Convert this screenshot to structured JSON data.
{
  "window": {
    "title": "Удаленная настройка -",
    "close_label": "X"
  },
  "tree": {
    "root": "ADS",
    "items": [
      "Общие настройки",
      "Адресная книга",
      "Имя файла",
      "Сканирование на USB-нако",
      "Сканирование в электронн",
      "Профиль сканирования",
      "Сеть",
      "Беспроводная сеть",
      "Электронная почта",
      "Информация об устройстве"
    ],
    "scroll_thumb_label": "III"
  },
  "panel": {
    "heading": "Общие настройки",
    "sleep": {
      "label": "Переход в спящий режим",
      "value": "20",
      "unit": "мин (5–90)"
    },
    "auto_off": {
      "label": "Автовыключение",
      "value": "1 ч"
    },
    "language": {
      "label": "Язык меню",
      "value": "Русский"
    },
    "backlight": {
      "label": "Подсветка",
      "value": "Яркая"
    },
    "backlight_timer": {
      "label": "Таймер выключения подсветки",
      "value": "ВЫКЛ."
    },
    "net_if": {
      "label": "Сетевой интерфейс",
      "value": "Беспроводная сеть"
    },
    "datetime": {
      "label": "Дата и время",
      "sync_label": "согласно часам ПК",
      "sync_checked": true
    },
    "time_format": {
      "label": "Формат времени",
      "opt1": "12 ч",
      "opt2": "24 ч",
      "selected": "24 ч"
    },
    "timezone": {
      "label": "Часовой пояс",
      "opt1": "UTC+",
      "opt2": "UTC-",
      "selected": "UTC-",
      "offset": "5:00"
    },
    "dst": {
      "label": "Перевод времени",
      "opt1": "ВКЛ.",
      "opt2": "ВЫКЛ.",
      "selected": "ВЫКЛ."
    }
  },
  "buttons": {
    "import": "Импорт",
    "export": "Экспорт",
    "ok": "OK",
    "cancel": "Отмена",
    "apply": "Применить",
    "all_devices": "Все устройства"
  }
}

- **GOAL OF THE EXERCISE**:
Output the listing above without altering a single character.

- **OUTPUT FOR THIS TASK**:
Convert this screenshot to structured JSON data.
{
  "window": {
    "title": "Удаленная настройка -",
    "close_label": "X"
  },
  "tree": {
    "root": "ADS",
    "items": [
      "Общие настройки",
      "Адресная книга",
      "Имя файла",
      "Сканирование на USB-нако",
      "Сканирование в электронн",
      "Профиль сканирования",
      "Сеть",
      "Беспроводная сеть",
      "Электронная почта",
      "Информация об устройстве"
    ],
    "scroll_thumb_label": "III"
  },
  "panel": {
    "heading": "Общие настройки",
    "sleep": {
      "label": "Переход в спящий режим",
      "value": "20",
      "unit": "мин (5–90)"
    },
    "auto_off": {
      "label": "Автовыключение",
      "value": "1 ч"
    },
    "language": {
      "label": "Язык меню",
      "value": "Русский"
    },
    "backlight": {
      "label": "Подсветка",
      "value": "Яркая"
    },
    "backlight_timer": {
      "label": "Таймер выключения подсветки",
      "value": "ВЫКЛ."
    },
    "net_if": {
      "label": "Сетевой интерфейс",
      "value": "Беспроводная сеть"
    },
    "datetime": {
      "label": "Дата и время",
      "sync_label": "согласно часам ПК",
      "sync_checked": true
    },
    "time_format": {
      "label": "Формат времени",
      "opt1": "12 ч",
      "opt2": "24 ч",
      "selected": "24 ч"
    },
    "timezone": {
      "label": "Часовой пояс",
      "opt1": "UTC+",
      "opt2": "UTC-",
      "selected": "UTC-",
      "offset": "5:00"
    },
    "dst": {
      "label": "Перевод времени",
      "opt1": "ВКЛ.",
      "opt2": "ВЫКЛ.",
      "selected": "ВЫКЛ."
    }
  },
  "buttons": {
    "import": "Импорт",
    "export": "Экспорт",
    "ok": "OK",
    "cancel": "Отмена",
    "apply": "Применить",
    "all_devices": "Все устройства"
  }
}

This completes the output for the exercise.